**Task objective**
Reproduce the data in its entirety, exactly as supplied.

**Raw data**
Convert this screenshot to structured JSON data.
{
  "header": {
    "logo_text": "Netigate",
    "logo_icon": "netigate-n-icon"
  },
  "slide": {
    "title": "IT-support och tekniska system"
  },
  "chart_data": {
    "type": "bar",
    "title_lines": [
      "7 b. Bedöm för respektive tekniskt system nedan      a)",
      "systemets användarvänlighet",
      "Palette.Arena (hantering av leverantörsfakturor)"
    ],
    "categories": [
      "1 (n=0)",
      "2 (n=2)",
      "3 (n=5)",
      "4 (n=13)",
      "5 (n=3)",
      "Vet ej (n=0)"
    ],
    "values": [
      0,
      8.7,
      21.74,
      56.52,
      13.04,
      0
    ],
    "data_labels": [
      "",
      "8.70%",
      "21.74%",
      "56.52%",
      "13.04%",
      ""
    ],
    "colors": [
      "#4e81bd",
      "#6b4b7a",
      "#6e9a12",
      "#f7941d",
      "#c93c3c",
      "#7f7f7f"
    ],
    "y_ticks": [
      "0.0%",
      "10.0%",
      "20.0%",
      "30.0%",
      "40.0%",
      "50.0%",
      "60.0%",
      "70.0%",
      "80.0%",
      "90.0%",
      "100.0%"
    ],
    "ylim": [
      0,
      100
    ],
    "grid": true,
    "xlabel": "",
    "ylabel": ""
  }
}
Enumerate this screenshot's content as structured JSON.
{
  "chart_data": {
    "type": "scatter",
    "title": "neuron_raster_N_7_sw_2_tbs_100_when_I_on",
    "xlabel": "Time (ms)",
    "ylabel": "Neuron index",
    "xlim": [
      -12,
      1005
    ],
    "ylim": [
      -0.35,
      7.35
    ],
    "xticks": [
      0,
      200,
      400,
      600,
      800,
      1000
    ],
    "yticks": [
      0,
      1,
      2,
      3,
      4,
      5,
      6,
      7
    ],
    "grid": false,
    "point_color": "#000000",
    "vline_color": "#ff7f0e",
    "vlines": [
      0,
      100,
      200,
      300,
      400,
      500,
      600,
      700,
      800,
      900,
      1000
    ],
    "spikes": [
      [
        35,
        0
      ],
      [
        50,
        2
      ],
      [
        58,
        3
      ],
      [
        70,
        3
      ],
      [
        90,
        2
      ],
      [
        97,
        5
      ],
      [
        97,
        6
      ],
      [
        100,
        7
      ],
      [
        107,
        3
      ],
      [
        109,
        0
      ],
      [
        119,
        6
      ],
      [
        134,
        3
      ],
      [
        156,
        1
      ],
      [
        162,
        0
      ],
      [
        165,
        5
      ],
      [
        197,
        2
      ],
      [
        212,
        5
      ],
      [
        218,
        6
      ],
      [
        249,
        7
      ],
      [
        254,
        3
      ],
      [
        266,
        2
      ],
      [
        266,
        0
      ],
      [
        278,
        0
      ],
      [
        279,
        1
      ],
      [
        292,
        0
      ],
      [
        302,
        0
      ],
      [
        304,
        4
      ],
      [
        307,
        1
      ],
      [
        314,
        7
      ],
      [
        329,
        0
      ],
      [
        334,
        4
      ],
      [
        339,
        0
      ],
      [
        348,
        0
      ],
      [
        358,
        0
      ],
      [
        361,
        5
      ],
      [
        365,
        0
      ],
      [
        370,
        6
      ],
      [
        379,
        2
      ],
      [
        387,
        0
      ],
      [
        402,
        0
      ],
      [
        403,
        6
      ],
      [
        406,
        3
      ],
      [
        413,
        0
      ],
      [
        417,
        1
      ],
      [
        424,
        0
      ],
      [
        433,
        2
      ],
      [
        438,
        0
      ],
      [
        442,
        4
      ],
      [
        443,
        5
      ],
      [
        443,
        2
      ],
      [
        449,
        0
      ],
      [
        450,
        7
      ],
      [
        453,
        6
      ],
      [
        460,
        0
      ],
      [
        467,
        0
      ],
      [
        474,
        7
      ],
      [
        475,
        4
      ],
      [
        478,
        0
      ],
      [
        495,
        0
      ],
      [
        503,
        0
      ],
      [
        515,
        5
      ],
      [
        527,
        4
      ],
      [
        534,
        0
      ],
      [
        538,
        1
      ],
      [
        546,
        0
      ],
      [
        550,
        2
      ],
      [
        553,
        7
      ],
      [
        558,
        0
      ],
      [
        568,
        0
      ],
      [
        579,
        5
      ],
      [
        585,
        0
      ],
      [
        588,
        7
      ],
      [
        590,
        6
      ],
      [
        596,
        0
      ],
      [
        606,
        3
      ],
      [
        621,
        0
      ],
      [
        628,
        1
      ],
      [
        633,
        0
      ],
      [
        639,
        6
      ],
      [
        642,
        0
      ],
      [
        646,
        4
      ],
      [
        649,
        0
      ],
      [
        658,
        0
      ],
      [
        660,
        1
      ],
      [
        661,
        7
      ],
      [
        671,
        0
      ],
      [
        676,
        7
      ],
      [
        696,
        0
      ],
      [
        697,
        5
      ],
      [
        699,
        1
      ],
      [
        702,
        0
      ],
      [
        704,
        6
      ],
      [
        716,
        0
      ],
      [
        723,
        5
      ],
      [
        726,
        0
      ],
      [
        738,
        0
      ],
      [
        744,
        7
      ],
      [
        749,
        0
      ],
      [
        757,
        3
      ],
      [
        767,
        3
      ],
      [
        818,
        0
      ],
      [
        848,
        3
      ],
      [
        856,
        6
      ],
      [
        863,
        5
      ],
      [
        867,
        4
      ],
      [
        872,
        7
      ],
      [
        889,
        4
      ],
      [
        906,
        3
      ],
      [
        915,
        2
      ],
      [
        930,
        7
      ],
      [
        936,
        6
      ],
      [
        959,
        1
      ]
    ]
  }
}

**Response to this exercise**
Convert this screenshot to structured JSON data.
{
  "header": {
    "logo_text": "Netigate",
    "logo_icon": "netigate-n-icon"
  },
  "slide": {
    "title": "IT-support och tekniska system"
  },
  "chart_data": {
    "type": "bar",
    "title_lines": [
      "7 b. Bedöm för respektive tekniskt system nedan      a)",
      "systemets användarvänlighet",
      "Palette.Arena (hantering av leverantörsfakturor)"
    ],
    "categories": [
      "1 (n=0)",
      "2 (n=2)",
      "3 (n=5)",
      "4 (n=13)",
      "5 (n=3)",
      "Vet ej (n=0)"
    ],
    "values": [
      0,
      8.7,
      21.74,
      56.52,
      13.04,
      0
    ],
    "data_labels": [
      "",
      "8.70%",
      "21.74%",
      "56.52%",
      "13.04%",
      ""
    ],
    "colors": [
      "#4e81bd",
      "#6b4b7a",
      "#6e9a12",
      "#f7941d",
      "#c93c3c",
      "#7f7f7f"
    ],
    "y_ticks": [
      "0.0%",
      "10.0%",
      "20.0%",
      "30.0%",
      "40.0%",
      "50.0%",
      "60.0%",
      "70.0%",
      "80.0%",
      "90.0%",
      "100.0%"
    ],
    "ylim": [
      0,
      100
    ],
    "grid": true,
    "xlabel": "",
    "ylabel": ""
  }
}
Enumerate this screenshot's content as structured JSON.
{
  "chart_data": {
    "type": "scatter",
    "title": "neuron_raster_N_7_sw_2_tbs_100_when_I_on",
    "xlabel": "Time (ms)",
    "ylabel": "Neuron index",
    "xlim": [
      -12,
      1005
    ],
    "ylim": [
      -0.35,
      7.35
    ],
    "xticks": [
      0,
      200,
      400,
      600,
      800,
      1000
    ],
    "yticks": [
      0,
      1,
      2,
      3,
      4,
      5,
      6,
      7
    ],
    "grid": false,
    "point_color": "#000000",
    "vline_color": "#ff7f0e",
    "vlines": [
      0,
      100,
      200,
      300,
      400,
      500,
      600,
      700,
      800,
      900,
      1000
    ],
    "spikes": [
      [
        35,
        0
      ],
      [
        50,
        2
      ],
      [
        58,
        3
      ],
      [
        70,
        3
      ],
      [
        90,
        2
      ],
      [
        97,
        5
      ],
      [
        97,
        6
      ],
      [
        100,
        7
      ],
      [
        107,
        3
      ],
      [
        109,
        0
      ],
      [
        119,
        6
      ],
      [
        134,
        3
      ],
      [
        156,
        1
      ],
      [
        162,
        0
      ],
      [
        165,
        5
      ],
      [
        197,
        2
      ],
      [
        212,
        5
      ],
      [
        218,
        6
      ],
      [
        249,
        7
      ],
      [
        254,
        3
      ],
      [
        266,
        2
      ],
      [
        266,
        0
      ],
      [
        278,
        0
      ],
      [
        279,
        1
      ],
      [
        292,
        0
      ],
      [
        302,
        0
      ],
      [
        304,
        4
      ],
      [
        307,
        1
      ],
      [
        314,
        7
      ],
      [
        329,
        0
      ],
      [
        334,
        4
      ],
      [
        339,
        0
      ],
      [
        348,
        0
      ],
      [
        358,
        0
      ],
      [
        361,
        5
      ],
      [
        365,
        0
      ],
      [
        370,
        6
      ],
      [
        379,
        2
      ],
      [
        387,
        0
      ],
      [
        402,
        0
      ],
      [
        403,
        6
      ],
      [
        406,
        3
      ],
      [
        413,
        0
      ],
      [
        417,
        1
      ],
      [
        424,
        0
      ],
      [
        433,
        2
      ],
      [
        438,
        0
      ],
      [
        442,
        4
      ],
      [
        443,
        5
      ],
      [
        443,
        2
      ],
      [
        449,
        0
      ],
      [
        450,
        7
      ],
      [
        453,
        6
      ],
      [
        460,
        0
      ],
      [
        467,
        0
      ],
      [
        474,
        7
      ],
      [
        475,
        4
      ],
      [
        478,
        0
      ],
      [
        495,
        0
      ],
      [
        503,
        0
      ],
      [
        515,
        5
      ],
      [
        527,
        4
      ],
      [
        534,
        0
      ],
      [
        538,
        1
      ],
      [
        546,
        0
      ],
      [
        550,
        2
      ],
      [
        553,
        7
      ],
      [
        558,
        0
      ],
      [
        568,
        0
      ],
      [
        579,
        5
      ],
      [
        585,
        0
      ],
      [
        588,
        7
      ],
      [
        590,
        6
      ],
      [
        596,
        0
      ],
      [
        606,
        3
      ],
      [
        621,
        0
      ],
      [
        628,
        1
      ],
      [
        633,
        0
      ],
      [
        639,
        6
      ],
      [
        642,
        0
      ],
      [
        646,
        4
      ],
      [
        649,
        0
      ],
      [
        658,
        0
      ],
      [
        660,
        1
      ],
      [
        661,
        7
      ],
      [
        671,
        0
      ],
      [
        676,
        7
      ],
      [
        696,
        0
      ],
      [
        697,
        5
      ],
      [
        699,
        1
      ],
      [
        702,
        0
      ],
      [
        704,
        6
      ],
      [
        716,
        0
      ],
      [
        723,
        5
      ],
      [
        726,
        0
      ],
      [
        738,
        0
      ],
      [
        744,
        7
      ],
      [
        749,
        0
      ],
      [
        757,
        3
      ],
      [
        767,
        3
      ],
      [
        818,
        0
      ],
      [
        848,
        3
      ],
      [
        856,
        6
      ],
      [
        863,
        5
      ],
      [
        867,
        4
      ],
      [
        872,
        7
      ],
      [
        889,
        4
      ],
      [
        906,
        3
      ],
      [
        915,
        2
      ],
      [
        930,
        7
      ],
      [
        936,
        6
      ],
      [
        959,
        1
      ]
    ]
  }
}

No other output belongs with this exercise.